*DESCRIPTION OF THE TASK*. Transcribe each line of the records below exactly, excluding any embedded images.

*Records*.
· · · ·

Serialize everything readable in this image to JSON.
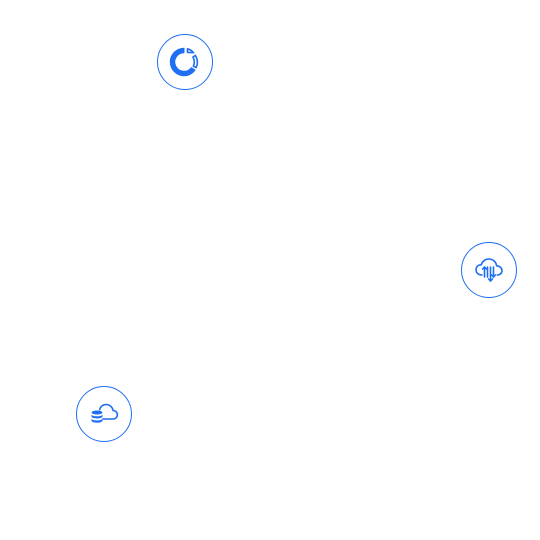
{
  "colors": {
    "accent": "#1f6ff2",
    "background": "#ffffff"
  },
  "icons": [
    {
      "id": "badge-chart",
      "icon": "pie-chart-icon"
    },
    {
      "id": "badge-cloud-transfer",
      "icon": "cloud-transfer-icon"
    },
    {
      "id": "badge-cloud-database",
      "icon": "cloud-database-icon"
    }
  ]
}
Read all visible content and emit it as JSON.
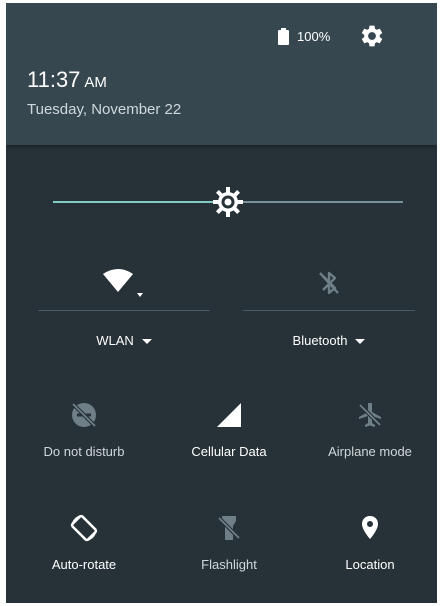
{
  "status": {
    "battery_text": "100%",
    "time": "11:37",
    "ampm": "AM",
    "date": "Tuesday, November 22"
  },
  "brightness": {
    "level": 0.5
  },
  "network_tiles": [
    {
      "label": "WLAN",
      "icon": "wifi-icon",
      "enabled": true
    },
    {
      "label": "Bluetooth",
      "icon": "bluetooth-disabled-icon",
      "enabled": false
    }
  ],
  "tiles": [
    {
      "label": "Do not disturb",
      "icon": "do-not-disturb-off-icon",
      "enabled": false
    },
    {
      "label": "Cellular Data",
      "icon": "cellular-signal-icon",
      "enabled": true
    },
    {
      "label": "Airplane mode",
      "icon": "airplane-off-icon",
      "enabled": false
    },
    {
      "label": "Auto-rotate",
      "icon": "auto-rotate-icon",
      "enabled": true
    },
    {
      "label": "Flashlight",
      "icon": "flashlight-off-icon",
      "enabled": false
    },
    {
      "label": "Location",
      "icon": "location-pin-icon",
      "enabled": true
    }
  ],
  "colors": {
    "panel_background": "#263238",
    "header_background": "#37474f",
    "accent": "#80cbc4",
    "icon_active": "#ffffff",
    "icon_inactive": "#6f7f87"
  }
}
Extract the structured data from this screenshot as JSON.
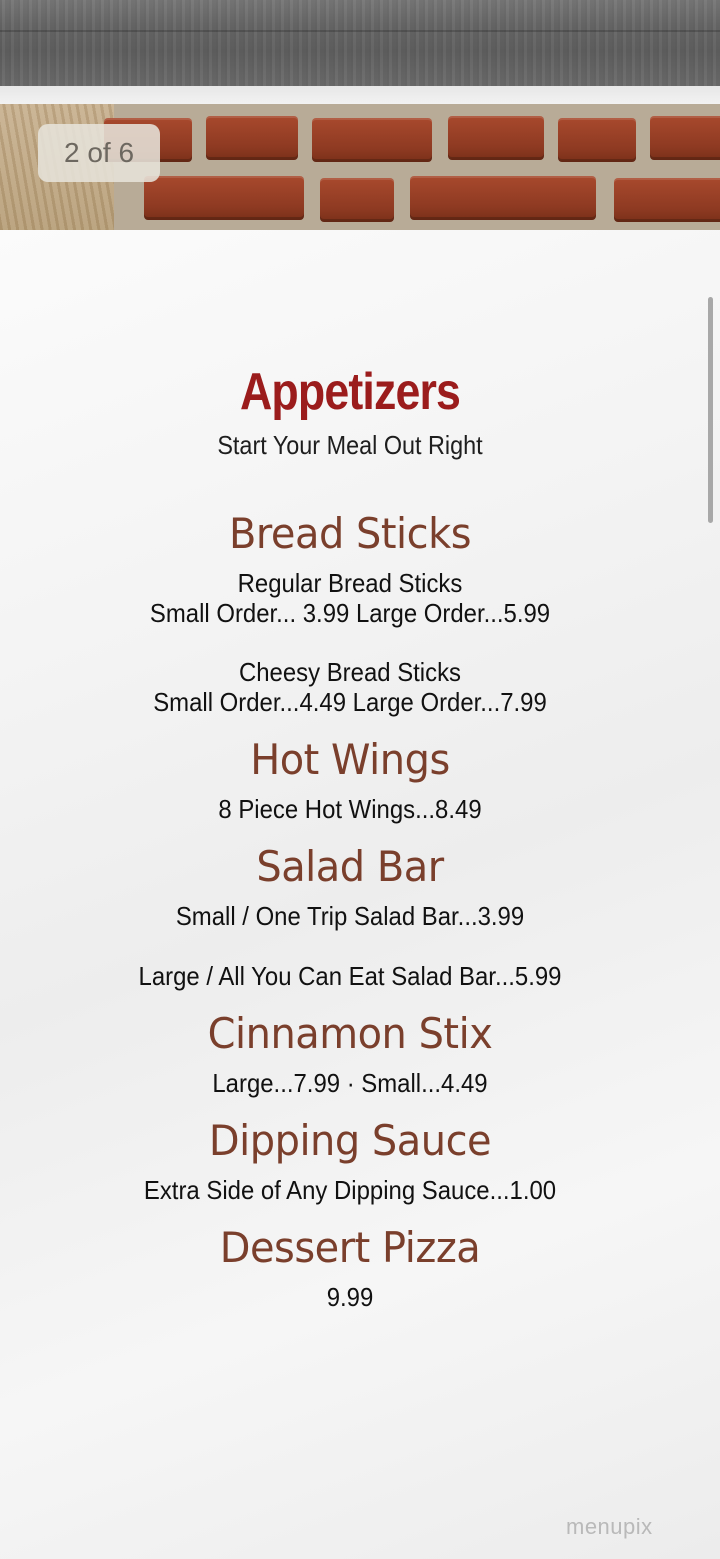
{
  "header": {
    "page_indicator": "2 of 6"
  },
  "menu": {
    "title": "Appetizers",
    "subtitle": "Start Your Meal Out Right",
    "sections": [
      {
        "name": "Bread Sticks",
        "lines": [
          "Regular Bread Sticks",
          "Small Order... 3.99   Large Order...5.99",
          "Cheesy Bread Sticks",
          "Small Order...4.49   Large Order...7.99"
        ]
      },
      {
        "name": "Hot Wings",
        "lines": [
          "8 Piece Hot Wings...8.49"
        ]
      },
      {
        "name": "Salad Bar",
        "lines": [
          "Small / One Trip Salad Bar...3.99",
          "Large / All You Can Eat Salad Bar...5.99"
        ]
      },
      {
        "name": "Cinnamon Stix",
        "lines": [
          "Large...7.99  ·  Small...4.49"
        ]
      },
      {
        "name": "Dipping Sauce",
        "lines": [
          "Extra Side of Any Dipping Sauce...1.00"
        ]
      },
      {
        "name": "Dessert Pizza",
        "lines": [
          "9.99"
        ]
      }
    ]
  },
  "watermark": "menupix",
  "colors": {
    "title": "#9b1c1c",
    "section": "#7a3f2c",
    "text": "#111111"
  }
}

· · · ·

*SOLUTION TO THIS PROBLEM*.
Serialize everything readable in this image to JSON.
{
  "colors": {
    "accent": "#1f6ff2",
    "background": "#ffffff"
  },
  "icons": [
    {
      "id": "badge-chart",
      "icon": "pie-chart-icon"
    },
    {
      "id": "badge-cloud-transfer",
      "icon": "cloud-transfer-icon"
    },
    {
      "id": "badge-cloud-database",
      "icon": "cloud-database-icon"
    }
  ]
}
Read all visible content and emit it as JSON.
{
  "status": {
    "battery_text": "100%",
    "time": "11:37",
    "ampm": "AM",
    "date": "Tuesday, November 22"
  },
  "brightness": {
    "level": 0.5
  },
  "network_tiles": [
    {
      "label": "WLAN",
      "icon": "wifi-icon",
      "enabled": true
    },
    {
      "label": "Bluetooth",
      "icon": "bluetooth-disabled-icon",
      "enabled": false
    }
  ],
  "tiles": [
    {
      "label": "Do not disturb",
      "icon": "do-not-disturb-off-icon",
      "enabled": false
    },
    {
      "label": "Cellular Data",
      "icon": "cellular-signal-icon",
      "enabled": true
    },
    {
      "label": "Airplane mode",
      "icon": "airplane-off-icon",
      "enabled": false
    },
    {
      "label": "Auto-rotate",
      "icon": "auto-rotate-icon",
      "enabled": true
    },
    {
      "label": "Flashlight",
      "icon": "flashlight-off-icon",
      "enabled": false
    },
    {
      "label": "Location",
      "icon": "location-pin-icon",
      "enabled": true
    }
  ],
  "colors": {
    "panel_background": "#263238",
    "header_background": "#37474f",
    "accent": "#80cbc4",
    "icon_active": "#ffffff",
    "icon_inactive": "#6f7f87"
  }
}
Extract the structured data from this screenshot as JSON.
{
  "header": {
    "page_indicator": "2 of 6"
  },
  "menu": {
    "title": "Appetizers",
    "subtitle": "Start Your Meal Out Right",
    "sections": [
      {
        "name": "Bread Sticks",
        "lines": [
          "Regular Bread Sticks",
          "Small Order... 3.99   Large Order...5.99",
          "Cheesy Bread Sticks",
          "Small Order...4.49   Large Order...7.99"
        ]
      },
      {
        "name": "Hot Wings",
        "lines": [
          "8 Piece Hot Wings...8.49"
        ]
      },
      {
        "name": "Salad Bar",
        "lines": [
          "Small / One Trip Salad Bar...3.99",
          "Large / All You Can Eat Salad Bar...5.99"
        ]
      },
      {
        "name": "Cinnamon Stix",
        "lines": [
          "Large...7.99  ·  Small...4.49"
        ]
      },
      {
        "name": "Dipping Sauce",
        "lines": [
          "Extra Side of Any Dipping Sauce...1.00"
        ]
      },
      {
        "name": "Dessert Pizza",
        "lines": [
          "9.99"
        ]
      }
    ]
  },
  "watermark": "menupix",
  "colors": {
    "title": "#9b1c1c",
    "section": "#7a3f2c",
    "text": "#111111"
  }
}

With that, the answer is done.